### Written request
Restate each line of the listing exactly, without carrying over any pictures.

### Records for this task
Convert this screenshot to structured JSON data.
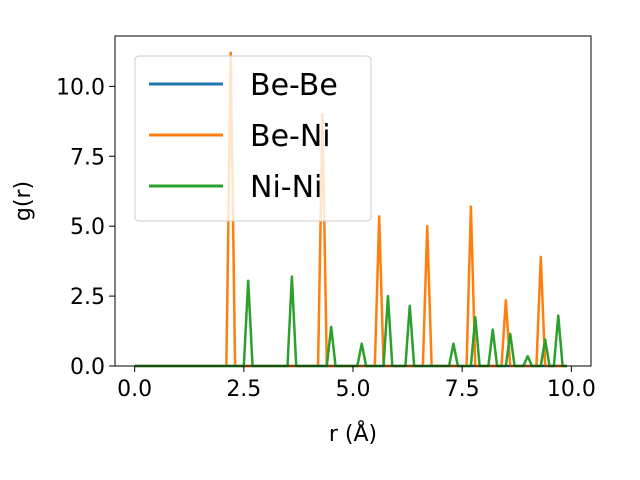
{
  "chart_data": {
    "type": "line",
    "title": "",
    "xlabel": "r (Å)",
    "ylabel": "g(r)",
    "xlim": [
      -0.45,
      10.45
    ],
    "ylim": [
      0,
      11.8
    ],
    "xticks": [
      "0.0",
      "2.5",
      "5.0",
      "7.5",
      "10.0"
    ],
    "yticks": [
      "0.0",
      "2.5",
      "5.0",
      "7.5",
      "10.0"
    ],
    "grid": false,
    "legend": "upper-left",
    "series": [
      {
        "name": "Be-Be",
        "color": "#1f77b4",
        "peaks": []
      },
      {
        "name": "Be-Ni",
        "color": "#ff7f0e",
        "peaks": [
          {
            "r": 2.2,
            "g": 11.2
          },
          {
            "r": 4.3,
            "g": 9.0
          },
          {
            "r": 5.6,
            "g": 5.35
          },
          {
            "r": 6.7,
            "g": 5.0
          },
          {
            "r": 7.7,
            "g": 5.7
          },
          {
            "r": 8.5,
            "g": 2.35
          },
          {
            "r": 9.3,
            "g": 3.9
          }
        ]
      },
      {
        "name": "Ni-Ni",
        "color": "#2ca02c",
        "peaks": [
          {
            "r": 2.6,
            "g": 3.05
          },
          {
            "r": 3.6,
            "g": 3.2
          },
          {
            "r": 4.5,
            "g": 1.4
          },
          {
            "r": 5.2,
            "g": 0.8
          },
          {
            "r": 5.8,
            "g": 2.5
          },
          {
            "r": 6.3,
            "g": 2.15
          },
          {
            "r": 7.3,
            "g": 0.8
          },
          {
            "r": 7.8,
            "g": 1.75
          },
          {
            "r": 8.2,
            "g": 1.3
          },
          {
            "r": 8.6,
            "g": 1.15
          },
          {
            "r": 9.0,
            "g": 0.35
          },
          {
            "r": 9.4,
            "g": 0.95
          },
          {
            "r": 9.7,
            "g": 1.8
          }
        ]
      }
    ],
    "r_range": [
      0.0,
      9.9
    ],
    "r_step": 0.1
  }
}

### Exercise output
Convert this screenshot to structured JSON data.
{
  "chart_data": {
    "type": "line",
    "title": "",
    "xlabel": "r (Å)",
    "ylabel": "g(r)",
    "xlim": [
      -0.45,
      10.45
    ],
    "ylim": [
      0,
      11.8
    ],
    "xticks": [
      "0.0",
      "2.5",
      "5.0",
      "7.5",
      "10.0"
    ],
    "yticks": [
      "0.0",
      "2.5",
      "5.0",
      "7.5",
      "10.0"
    ],
    "grid": false,
    "legend": "upper-left",
    "series": [
      {
        "name": "Be-Be",
        "color": "#1f77b4",
        "peaks": []
      },
      {
        "name": "Be-Ni",
        "color": "#ff7f0e",
        "peaks": [
          {
            "r": 2.2,
            "g": 11.2
          },
          {
            "r": 4.3,
            "g": 9.0
          },
          {
            "r": 5.6,
            "g": 5.35
          },
          {
            "r": 6.7,
            "g": 5.0
          },
          {
            "r": 7.7,
            "g": 5.7
          },
          {
            "r": 8.5,
            "g": 2.35
          },
          {
            "r": 9.3,
            "g": 3.9
          }
        ]
      },
      {
        "name": "Ni-Ni",
        "color": "#2ca02c",
        "peaks": [
          {
            "r": 2.6,
            "g": 3.05
          },
          {
            "r": 3.6,
            "g": 3.2
          },
          {
            "r": 4.5,
            "g": 1.4
          },
          {
            "r": 5.2,
            "g": 0.8
          },
          {
            "r": 5.8,
            "g": 2.5
          },
          {
            "r": 6.3,
            "g": 2.15
          },
          {
            "r": 7.3,
            "g": 0.8
          },
          {
            "r": 7.8,
            "g": 1.75
          },
          {
            "r": 8.2,
            "g": 1.3
          },
          {
            "r": 8.6,
            "g": 1.15
          },
          {
            "r": 9.0,
            "g": 0.35
          },
          {
            "r": 9.4,
            "g": 0.95
          },
          {
            "r": 9.7,
            "g": 1.8
          }
        ]
      }
    ],
    "r_range": [
      0.0,
      9.9
    ],
    "r_step": 0.1
  }
}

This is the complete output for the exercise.